** BEGIN Input data **

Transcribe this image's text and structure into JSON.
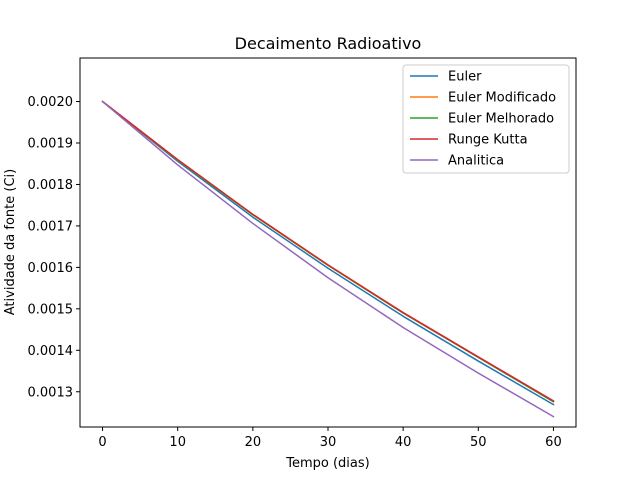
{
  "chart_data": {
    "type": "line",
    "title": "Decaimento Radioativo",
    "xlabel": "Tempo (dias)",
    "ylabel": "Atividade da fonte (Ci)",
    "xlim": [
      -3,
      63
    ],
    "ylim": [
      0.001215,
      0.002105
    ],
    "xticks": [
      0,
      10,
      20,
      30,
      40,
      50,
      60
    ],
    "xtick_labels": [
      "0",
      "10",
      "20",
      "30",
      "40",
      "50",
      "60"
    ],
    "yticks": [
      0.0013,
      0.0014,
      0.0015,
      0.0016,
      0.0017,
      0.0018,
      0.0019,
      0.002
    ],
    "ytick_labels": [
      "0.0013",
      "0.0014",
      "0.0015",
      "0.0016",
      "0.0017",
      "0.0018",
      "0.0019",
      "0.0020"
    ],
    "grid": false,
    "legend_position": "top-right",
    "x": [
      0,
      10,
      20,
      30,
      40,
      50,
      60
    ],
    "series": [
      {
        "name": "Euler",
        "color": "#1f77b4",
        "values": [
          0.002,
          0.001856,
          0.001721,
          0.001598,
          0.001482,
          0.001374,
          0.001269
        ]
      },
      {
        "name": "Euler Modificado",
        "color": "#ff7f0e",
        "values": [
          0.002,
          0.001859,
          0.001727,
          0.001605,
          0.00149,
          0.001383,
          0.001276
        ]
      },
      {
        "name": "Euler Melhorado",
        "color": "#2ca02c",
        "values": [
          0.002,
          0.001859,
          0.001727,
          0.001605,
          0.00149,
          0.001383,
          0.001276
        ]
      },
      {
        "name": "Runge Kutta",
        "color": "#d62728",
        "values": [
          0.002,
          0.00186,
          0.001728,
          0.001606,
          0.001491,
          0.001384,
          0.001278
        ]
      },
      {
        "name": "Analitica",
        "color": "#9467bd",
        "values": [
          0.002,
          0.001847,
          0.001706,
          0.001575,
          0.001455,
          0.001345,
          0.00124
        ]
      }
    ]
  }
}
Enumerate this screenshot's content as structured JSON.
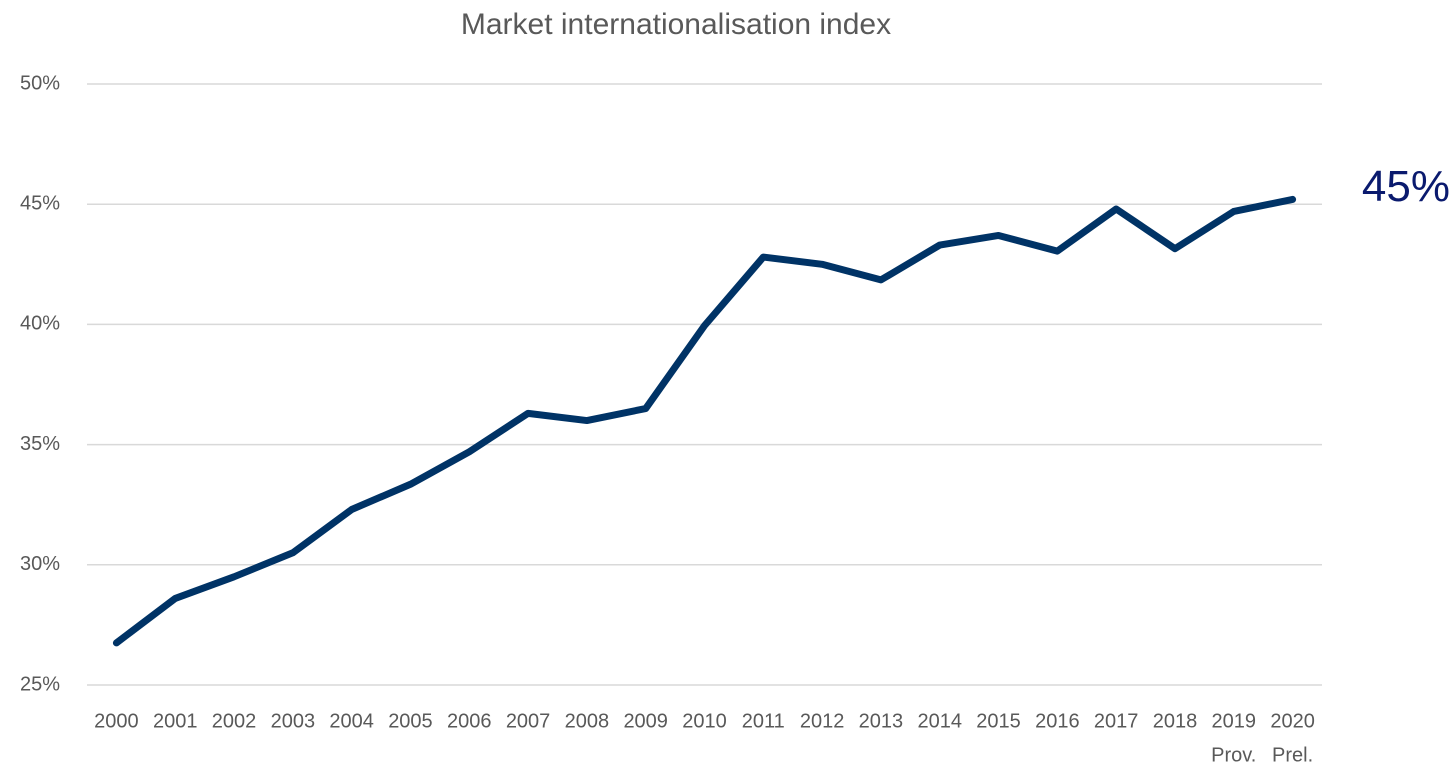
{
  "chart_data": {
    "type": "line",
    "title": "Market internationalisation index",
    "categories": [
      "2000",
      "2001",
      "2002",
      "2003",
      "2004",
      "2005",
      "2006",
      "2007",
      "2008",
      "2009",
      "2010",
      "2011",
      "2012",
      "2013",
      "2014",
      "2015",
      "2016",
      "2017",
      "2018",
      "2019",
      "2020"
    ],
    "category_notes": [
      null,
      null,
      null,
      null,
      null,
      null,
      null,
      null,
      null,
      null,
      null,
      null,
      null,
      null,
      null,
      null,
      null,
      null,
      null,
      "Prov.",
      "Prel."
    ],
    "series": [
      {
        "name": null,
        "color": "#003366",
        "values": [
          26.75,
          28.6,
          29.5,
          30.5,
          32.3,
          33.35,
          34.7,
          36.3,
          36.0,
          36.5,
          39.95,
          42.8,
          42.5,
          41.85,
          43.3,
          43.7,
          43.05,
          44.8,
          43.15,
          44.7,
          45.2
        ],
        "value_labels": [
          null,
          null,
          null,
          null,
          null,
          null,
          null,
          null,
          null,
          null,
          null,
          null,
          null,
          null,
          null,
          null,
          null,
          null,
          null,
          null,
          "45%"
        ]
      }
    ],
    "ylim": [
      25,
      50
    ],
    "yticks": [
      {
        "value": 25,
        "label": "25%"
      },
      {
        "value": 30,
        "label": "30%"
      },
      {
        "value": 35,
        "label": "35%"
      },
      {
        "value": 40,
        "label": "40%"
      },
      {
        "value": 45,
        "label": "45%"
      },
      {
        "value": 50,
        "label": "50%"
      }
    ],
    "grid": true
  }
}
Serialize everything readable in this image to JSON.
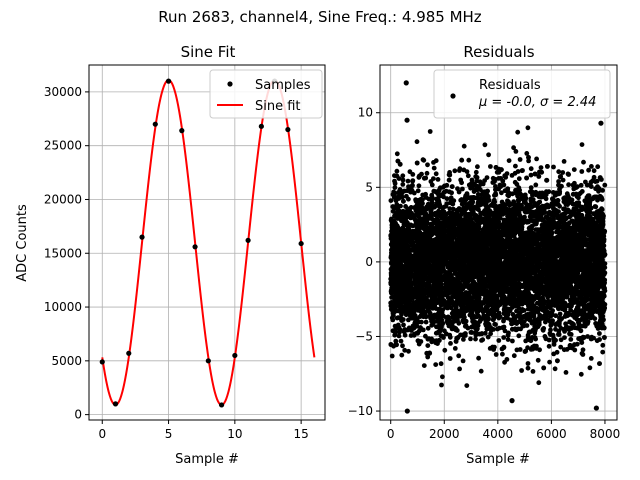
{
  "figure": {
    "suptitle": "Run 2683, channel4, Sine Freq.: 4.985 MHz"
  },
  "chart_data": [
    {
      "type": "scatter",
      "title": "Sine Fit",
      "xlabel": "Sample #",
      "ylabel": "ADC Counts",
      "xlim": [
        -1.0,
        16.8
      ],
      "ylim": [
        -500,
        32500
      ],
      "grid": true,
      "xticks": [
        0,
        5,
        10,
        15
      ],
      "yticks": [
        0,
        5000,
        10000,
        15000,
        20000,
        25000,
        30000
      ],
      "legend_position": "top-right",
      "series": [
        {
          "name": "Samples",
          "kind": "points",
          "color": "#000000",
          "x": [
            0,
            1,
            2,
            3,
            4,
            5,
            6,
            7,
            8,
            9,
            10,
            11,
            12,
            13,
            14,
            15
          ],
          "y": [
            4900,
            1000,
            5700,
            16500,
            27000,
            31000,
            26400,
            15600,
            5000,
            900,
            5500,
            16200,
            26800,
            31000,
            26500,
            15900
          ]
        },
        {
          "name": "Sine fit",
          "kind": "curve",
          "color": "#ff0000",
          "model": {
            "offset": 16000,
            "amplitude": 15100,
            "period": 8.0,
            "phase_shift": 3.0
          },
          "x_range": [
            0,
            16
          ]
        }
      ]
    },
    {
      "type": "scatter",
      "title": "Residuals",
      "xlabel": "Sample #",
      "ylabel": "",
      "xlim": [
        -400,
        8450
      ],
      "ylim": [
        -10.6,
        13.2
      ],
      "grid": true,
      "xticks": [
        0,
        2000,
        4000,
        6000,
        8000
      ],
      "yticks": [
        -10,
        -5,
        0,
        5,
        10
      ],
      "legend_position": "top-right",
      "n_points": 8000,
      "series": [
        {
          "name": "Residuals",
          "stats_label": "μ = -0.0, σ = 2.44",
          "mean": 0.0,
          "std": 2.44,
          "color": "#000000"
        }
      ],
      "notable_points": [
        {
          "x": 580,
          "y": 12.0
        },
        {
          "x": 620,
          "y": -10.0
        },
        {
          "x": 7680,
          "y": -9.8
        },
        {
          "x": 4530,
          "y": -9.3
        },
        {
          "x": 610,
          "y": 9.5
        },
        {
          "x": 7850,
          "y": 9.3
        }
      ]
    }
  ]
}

** END Input data **

To do: Your copy should match the entries exactly, minus the pictures.

Expected output:
Transcribe this image's text and structure into JSON.
{
  "chart_data": {
    "type": "line",
    "title": "Decaimento Radioativo",
    "xlabel": "Tempo (dias)",
    "ylabel": "Atividade da fonte (Ci)",
    "xlim": [
      -3,
      63
    ],
    "ylim": [
      0.001215,
      0.002105
    ],
    "xticks": [
      0,
      10,
      20,
      30,
      40,
      50,
      60
    ],
    "xtick_labels": [
      "0",
      "10",
      "20",
      "30",
      "40",
      "50",
      "60"
    ],
    "yticks": [
      0.0013,
      0.0014,
      0.0015,
      0.0016,
      0.0017,
      0.0018,
      0.0019,
      0.002
    ],
    "ytick_labels": [
      "0.0013",
      "0.0014",
      "0.0015",
      "0.0016",
      "0.0017",
      "0.0018",
      "0.0019",
      "0.0020"
    ],
    "grid": false,
    "legend_position": "top-right",
    "x": [
      0,
      10,
      20,
      30,
      40,
      50,
      60
    ],
    "series": [
      {
        "name": "Euler",
        "color": "#1f77b4",
        "values": [
          0.002,
          0.001856,
          0.001721,
          0.001598,
          0.001482,
          0.001374,
          0.001269
        ]
      },
      {
        "name": "Euler Modificado",
        "color": "#ff7f0e",
        "values": [
          0.002,
          0.001859,
          0.001727,
          0.001605,
          0.00149,
          0.001383,
          0.001276
        ]
      },
      {
        "name": "Euler Melhorado",
        "color": "#2ca02c",
        "values": [
          0.002,
          0.001859,
          0.001727,
          0.001605,
          0.00149,
          0.001383,
          0.001276
        ]
      },
      {
        "name": "Runge Kutta",
        "color": "#d62728",
        "values": [
          0.002,
          0.00186,
          0.001728,
          0.001606,
          0.001491,
          0.001384,
          0.001278
        ]
      },
      {
        "name": "Analitica",
        "color": "#9467bd",
        "values": [
          0.002,
          0.001847,
          0.001706,
          0.001575,
          0.001455,
          0.001345,
          0.00124
        ]
      }
    ]
  }
}
Enumerate this screenshot's content as structured JSON.
{
  "chart_data": {
    "type": "line",
    "title": "Market internationalisation index",
    "categories": [
      "2000",
      "2001",
      "2002",
      "2003",
      "2004",
      "2005",
      "2006",
      "2007",
      "2008",
      "2009",
      "2010",
      "2011",
      "2012",
      "2013",
      "2014",
      "2015",
      "2016",
      "2017",
      "2018",
      "2019",
      "2020"
    ],
    "category_notes": [
      null,
      null,
      null,
      null,
      null,
      null,
      null,
      null,
      null,
      null,
      null,
      null,
      null,
      null,
      null,
      null,
      null,
      null,
      null,
      "Prov.",
      "Prel."
    ],
    "series": [
      {
        "name": null,
        "color": "#003366",
        "values": [
          26.75,
          28.6,
          29.5,
          30.5,
          32.3,
          33.35,
          34.7,
          36.3,
          36.0,
          36.5,
          39.95,
          42.8,
          42.5,
          41.85,
          43.3,
          43.7,
          43.05,
          44.8,
          43.15,
          44.7,
          45.2
        ],
        "value_labels": [
          null,
          null,
          null,
          null,
          null,
          null,
          null,
          null,
          null,
          null,
          null,
          null,
          null,
          null,
          null,
          null,
          null,
          null,
          null,
          null,
          "45%"
        ]
      }
    ],
    "ylim": [
      25,
      50
    ],
    "yticks": [
      {
        "value": 25,
        "label": "25%"
      },
      {
        "value": 30,
        "label": "30%"
      },
      {
        "value": 35,
        "label": "35%"
      },
      {
        "value": 40,
        "label": "40%"
      },
      {
        "value": 45,
        "label": "45%"
      },
      {
        "value": 50,
        "label": "50%"
      }
    ],
    "grid": true
  }
}
Serialize everything readable in this image to JSON.
{
  "figure": {
    "suptitle": "Run 2683, channel4, Sine Freq.: 4.985 MHz"
  },
  "chart_data": [
    {
      "type": "scatter",
      "title": "Sine Fit",
      "xlabel": "Sample #",
      "ylabel": "ADC Counts",
      "xlim": [
        -1.0,
        16.8
      ],
      "ylim": [
        -500,
        32500
      ],
      "grid": true,
      "xticks": [
        0,
        5,
        10,
        15
      ],
      "yticks": [
        0,
        5000,
        10000,
        15000,
        20000,
        25000,
        30000
      ],
      "legend_position": "top-right",
      "series": [
        {
          "name": "Samples",
          "kind": "points",
          "color": "#000000",
          "x": [
            0,
            1,
            2,
            3,
            4,
            5,
            6,
            7,
            8,
            9,
            10,
            11,
            12,
            13,
            14,
            15
          ],
          "y": [
            4900,
            1000,
            5700,
            16500,
            27000,
            31000,
            26400,
            15600,
            5000,
            900,
            5500,
            16200,
            26800,
            31000,
            26500,
            15900
          ]
        },
        {
          "name": "Sine fit",
          "kind": "curve",
          "color": "#ff0000",
          "model": {
            "offset": 16000,
            "amplitude": 15100,
            "period": 8.0,
            "phase_shift": 3.0
          },
          "x_range": [
            0,
            16
          ]
        }
      ]
    },
    {
      "type": "scatter",
      "title": "Residuals",
      "xlabel": "Sample #",
      "ylabel": "",
      "xlim": [
        -400,
        8450
      ],
      "ylim": [
        -10.6,
        13.2
      ],
      "grid": true,
      "xticks": [
        0,
        2000,
        4000,
        6000,
        8000
      ],
      "yticks": [
        -10,
        -5,
        0,
        5,
        10
      ],
      "legend_position": "top-right",
      "n_points": 8000,
      "series": [
        {
          "name": "Residuals",
          "stats_label": "μ = -0.0, σ = 2.44",
          "mean": 0.0,
          "std": 2.44,
          "color": "#000000"
        }
      ],
      "notable_points": [
        {
          "x": 580,
          "y": 12.0
        },
        {
          "x": 620,
          "y": -10.0
        },
        {
          "x": 7680,
          "y": -9.8
        },
        {
          "x": 4530,
          "y": -9.3
        },
        {
          "x": 610,
          "y": 9.5
        },
        {
          "x": 7850,
          "y": 9.3
        }
      ]
    }
  ]
}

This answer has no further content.